*Stated goal*. Search the data for the word "title" and copy every line where it occurs.

*Recorded information*.
☆ ☆ ☆

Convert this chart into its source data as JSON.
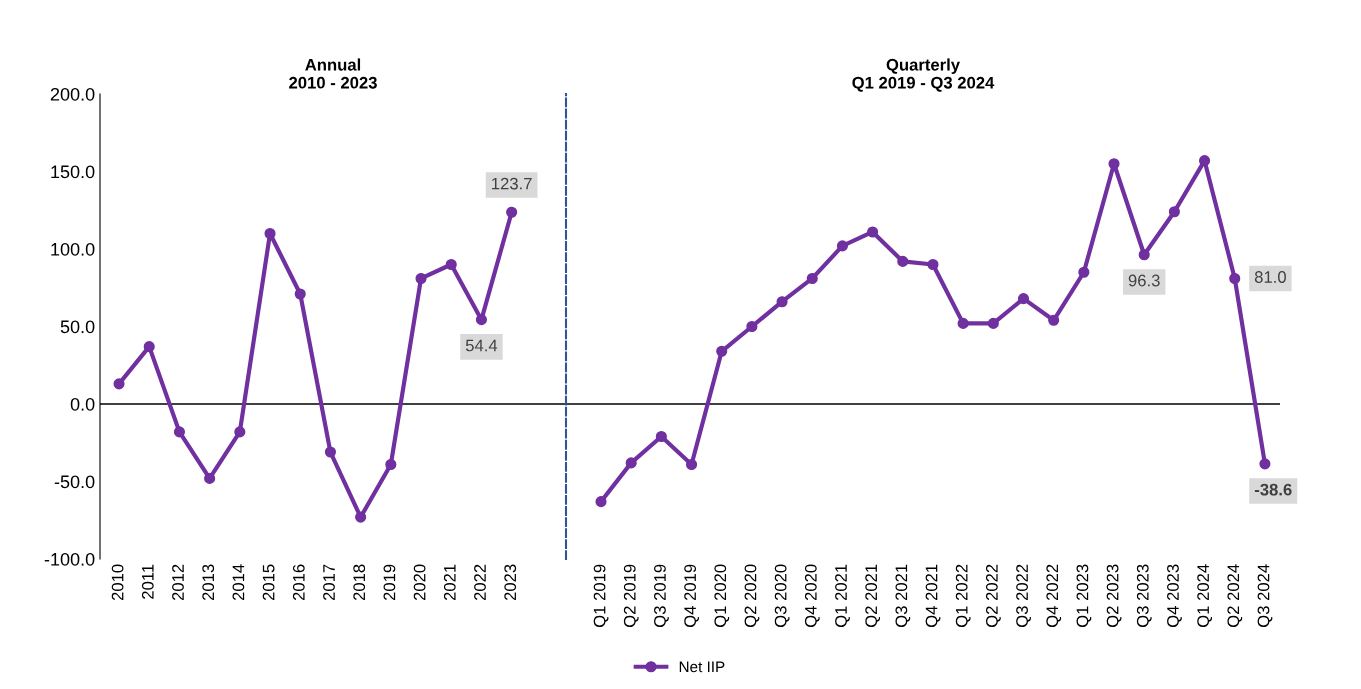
{
  "chart_data": [
    {
      "type": "line",
      "title": "Annual\n2010 - 2023",
      "categories": [
        "2010",
        "2011",
        "2012",
        "2013",
        "2014",
        "2015",
        "2016",
        "2017",
        "2018",
        "2019",
        "2020",
        "2021",
        "2022",
        "2023"
      ],
      "series": [
        {
          "name": "Net IIP",
          "color": "#7030a0",
          "values": [
            13,
            37,
            -18,
            -48,
            -18,
            110,
            71,
            -31,
            -73,
            -39,
            81,
            90,
            54.4,
            123.7
          ],
          "value_labels": [
            null,
            null,
            null,
            null,
            null,
            null,
            null,
            null,
            null,
            null,
            null,
            null,
            "54.4",
            "123.7"
          ]
        }
      ],
      "ylim": [
        -100,
        200
      ],
      "yticks": [
        {
          "value": -100,
          "label": "-100.0"
        },
        {
          "value": -50,
          "label": "-50.0"
        },
        {
          "value": 0,
          "label": "0.0"
        },
        {
          "value": 50,
          "label": "50.0"
        },
        {
          "value": 100,
          "label": "100.0"
        },
        {
          "value": 150,
          "label": "150.0"
        },
        {
          "value": 200,
          "label": "200.0"
        }
      ],
      "ref_lines": [
        {
          "axis": "y",
          "value": 0,
          "color": "#000000"
        }
      ],
      "marker": "circle",
      "grid": false,
      "legend": "bottom"
    },
    {
      "type": "line",
      "title": "Quarterly\nQ1 2019 - Q3 2024",
      "categories": [
        "Q1 2019",
        "Q2 2019",
        "Q3 2019",
        "Q4 2019",
        "Q1 2020",
        "Q2 2020",
        "Q3 2020",
        "Q4 2020",
        "Q1 2021",
        "Q2 2021",
        "Q3 2021",
        "Q4 2021",
        "Q1 2022",
        "Q2 2022",
        "Q3 2022",
        "Q4 2022",
        "Q1 2023",
        "Q2 2023",
        "Q3 2023",
        "Q4 2023",
        "Q1 2024",
        "Q2 2024",
        "Q3 2024"
      ],
      "series": [
        {
          "color": "#7030a0",
          "values": [
            -63,
            -38,
            -21,
            -39,
            34,
            50,
            66,
            81,
            102,
            111,
            92,
            90,
            52,
            52,
            68,
            54,
            85,
            155,
            96.3,
            124,
            157,
            81.0,
            -38.6
          ],
          "value_labels": [
            null,
            null,
            null,
            null,
            null,
            null,
            null,
            null,
            null,
            null,
            null,
            null,
            null,
            null,
            null,
            null,
            null,
            null,
            "96.3",
            null,
            null,
            "81.0",
            "-38.6"
          ]
        }
      ],
      "ylim": [
        -100,
        200
      ],
      "tick_labels": "x",
      "ref_lines": [
        {
          "axis": "y",
          "value": 0,
          "color": "#000000"
        }
      ],
      "marker": "circle",
      "grid": false
    }
  ]
}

☆ ☆ ☆

*Response to this exercise*.
      "title": "Annual\n2010 - 2023",
      "title": "Quarterly\nQ1 2019 - Q3 2024",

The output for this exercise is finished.